Your instructions
Copy out every line exactly, passing over the pictures.

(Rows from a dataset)
(begin)
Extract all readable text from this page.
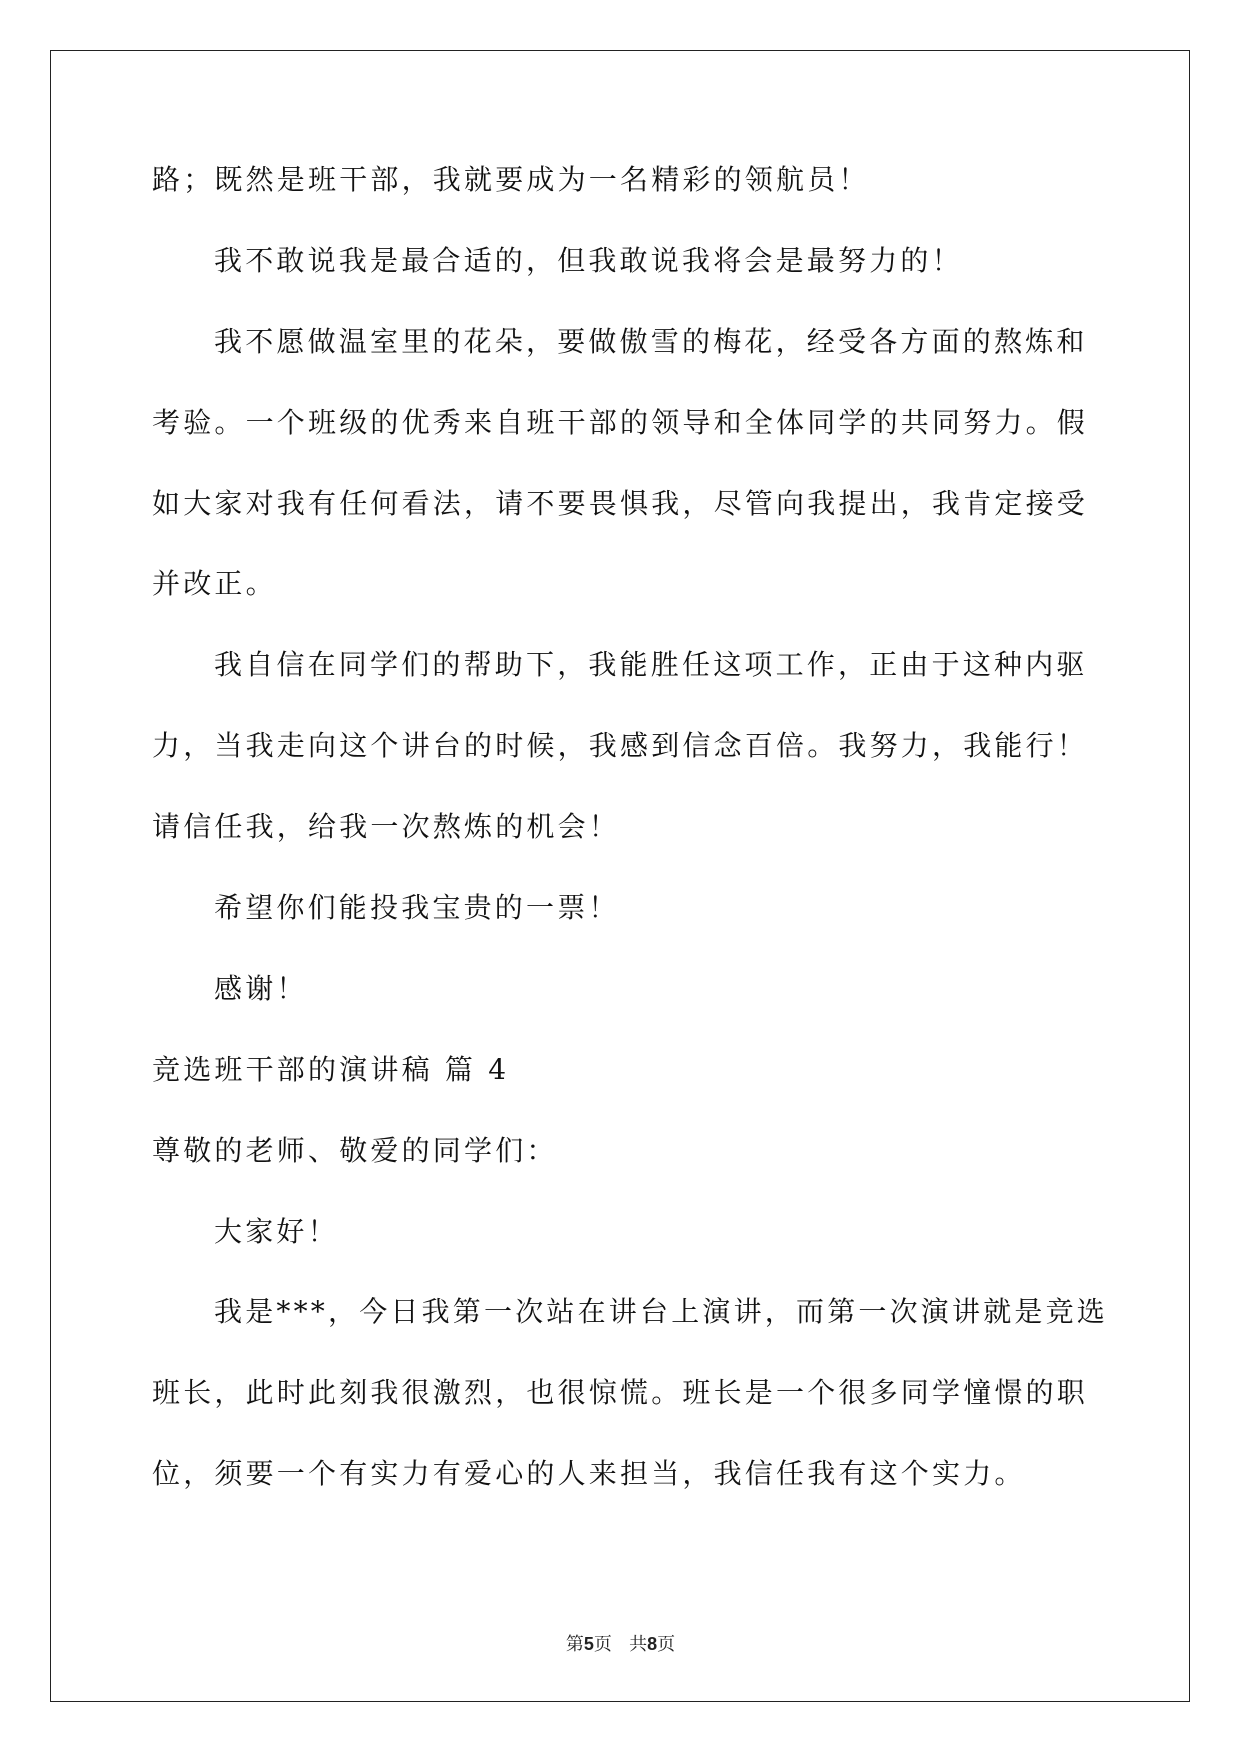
路；既然是班干部，我就要成为一名精彩的领航员！

我不敢说我是最合适的，但我敢说我将会是最努力的！

我不愿做温室里的花朵，要做傲雪的梅花，经受各方面的熬炼和

考验。一个班级的优秀来自班干部的领导和全体同学的共同努力。假

如大家对我有任何看法，请不要畏惧我，尽管向我提出，我肯定接受

并改正。

我自信在同学们的帮助下，我能胜任这项工作，正由于这种内驱

力，当我走向这个讲台的时候，我感到信念百倍。我努力，我能行！

请信任我，给我一次熬炼的机会！

希望你们能投我宝贵的一票！

感谢！

竞选班干部的演讲稿 篇 4

尊敬的老师、敬爱的同学们：

大家好！

我是***，今日我第一次站在讲台上演讲，而第一次演讲就是竞选

班长，此时此刻我很激烈，也很惊慌。班长是一个很多同学憧憬的职

位，须要一个有实力有爱心的人来担当，我信任我有这个实力。

第5页 共8页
(end)
Response to the task
Extract all readable text from this page.
路；既然是班干部，我就要成为一名精彩的领航员！

我不敢说我是最合适的，但我敢说我将会是最努力的！

我不愿做温室里的花朵，要做傲雪的梅花，经受各方面的熬炼和

考验。一个班级的优秀来自班干部的领导和全体同学的共同努力。假

如大家对我有任何看法，请不要畏惧我，尽管向我提出，我肯定接受

并改正。

我自信在同学们的帮助下，我能胜任这项工作，正由于这种内驱

力，当我走向这个讲台的时候，我感到信念百倍。我努力，我能行！

请信任我，给我一次熬炼的机会！

希望你们能投我宝贵的一票！

感谢！

竞选班干部的演讲稿 篇 4

尊敬的老师、敬爱的同学们：

大家好！

我是***，今日我第一次站在讲台上演讲，而第一次演讲就是竞选

班长，此时此刻我很激烈，也很惊慌。班长是一个很多同学憧憬的职

位，须要一个有实力有爱心的人来担当，我信任我有这个实力。

第5页 共8页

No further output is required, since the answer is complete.